:: Raw data ::

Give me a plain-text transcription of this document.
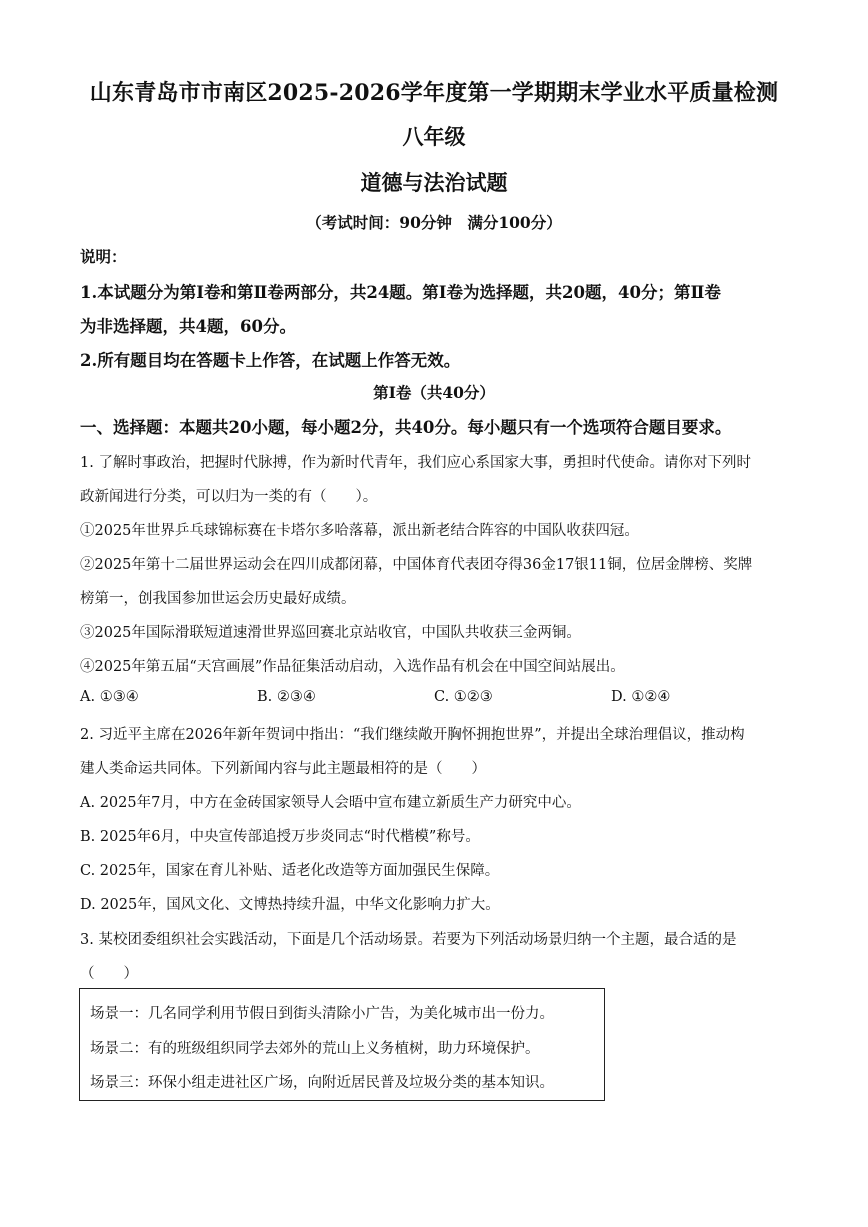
山东青岛市市南区2025-2026学年度第一学期期末学业水平质量检测
八年级
道德与法治试题
（考试时间：90分钟　满分100分）
说明：
1.本试题分为第Ⅰ卷和第Ⅱ卷两部分，共24题。第Ⅰ卷为选择题，共20题，40分；第Ⅱ卷
为非选择题，共4题，60分。
2.所有题目均在答题卡上作答，在试题上作答无效。
第Ⅰ卷（共40分）
一、选择题：本题共20小题，每小题2分，共40分。每小题只有一个选项符合题目要求。
1. 了解时事政治，把握时代脉搏，作为新时代青年，我们应心系国家大事，勇担时代使命。请你对下列时
政新闻进行分类，可以归为一类的有（　　）。
①2025年世界乒乓球锦标赛在卡塔尔多哈落幕，派出新老结合阵容的中国队收获四冠。
②2025年第十二届世界运动会在四川成都闭幕，中国体育代表团夺得36金17银11铜，位居金牌榜、奖牌
榜第一，创我国参加世运会历史最好成绩。
③2025年国际滑联短道速滑世界巡回赛北京站收官，中国队共收获三金两铜。
④2025年第五届“天宫画展”作品征集活动启动，入选作品有机会在中国空间站展出。
A. ①③④	B. ②③④	C. ①②③	D. ①②④
2. 习近平主席在2026年新年贺词中指出：“我们继续敞开胸怀拥抱世界”，并提出全球治理倡议，推动构
建人类命运共同体。下列新闻内容与此主题最相符的是（　　）
A. 2025年7月，中方在金砖国家领导人会晤中宣布建立新质生产力研究中心。
B. 2025年6月，中央宣传部追授万步炎同志“时代楷模”称号。
C. 2025年，国家在育儿补贴、适老化改造等方面加强民生保障。
D. 2025年，国风文化、文博热持续升温，中华文化影响力扩大。
3. 某校团委组织社会实践活动，下面是几个活动场景。若要为下列活动场景归纳一个主题，最合适的是
（　　）
场景一：几名同学利用节假日到街头清除小广告，为美化城市出一份力。
场景二：有的班级组织同学去郊外的荒山上义务植树，助力环境保护。
场景三：环保小组走进社区广场，向附近居民普及垃圾分类的基本知识。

:::

Task statement
Repeat each record exactly, with the pictures left out.

Exercise output
Give me a plain-text transcription of this document.
山东青岛市市南区2025-2026学年度第一学期期末学业水平质量检测
八年级
道德与法治试题
（考试时间：90分钟　满分100分）
说明：
1.本试题分为第Ⅰ卷和第Ⅱ卷两部分，共24题。第Ⅰ卷为选择题，共20题，40分；第Ⅱ卷
为非选择题，共4题，60分。
2.所有题目均在答题卡上作答，在试题上作答无效。
第Ⅰ卷（共40分）
一、选择题：本题共20小题，每小题2分，共40分。每小题只有一个选项符合题目要求。
1. 了解时事政治，把握时代脉搏，作为新时代青年，我们应心系国家大事，勇担时代使命。请你对下列时
政新闻进行分类，可以归为一类的有（　　）。
①2025年世界乒乓球锦标赛在卡塔尔多哈落幕，派出新老结合阵容的中国队收获四冠。
②2025年第十二届世界运动会在四川成都闭幕，中国体育代表团夺得36金17银11铜，位居金牌榜、奖牌
榜第一，创我国参加世运会历史最好成绩。
③2025年国际滑联短道速滑世界巡回赛北京站收官，中国队共收获三金两铜。
④2025年第五届“天宫画展”作品征集活动启动，入选作品有机会在中国空间站展出。
A. ①③④	B. ②③④	C. ①②③	D. ①②④
2. 习近平主席在2026年新年贺词中指出：“我们继续敞开胸怀拥抱世界”，并提出全球治理倡议，推动构
建人类命运共同体。下列新闻内容与此主题最相符的是（　　）
A. 2025年7月，中方在金砖国家领导人会晤中宣布建立新质生产力研究中心。
B. 2025年6月，中央宣传部追授万步炎同志“时代楷模”称号。
C. 2025年，国家在育儿补贴、适老化改造等方面加强民生保障。
D. 2025年，国风文化、文博热持续升温，中华文化影响力扩大。
3. 某校团委组织社会实践活动，下面是几个活动场景。若要为下列活动场景归纳一个主题，最合适的是
（　　）
场景一：几名同学利用节假日到街头清除小广告，为美化城市出一份力。
场景二：有的班级组织同学去郊外的荒山上义务植树，助力环境保护。
场景三：环保小组走进社区广场，向附近居民普及垃圾分类的基本知识。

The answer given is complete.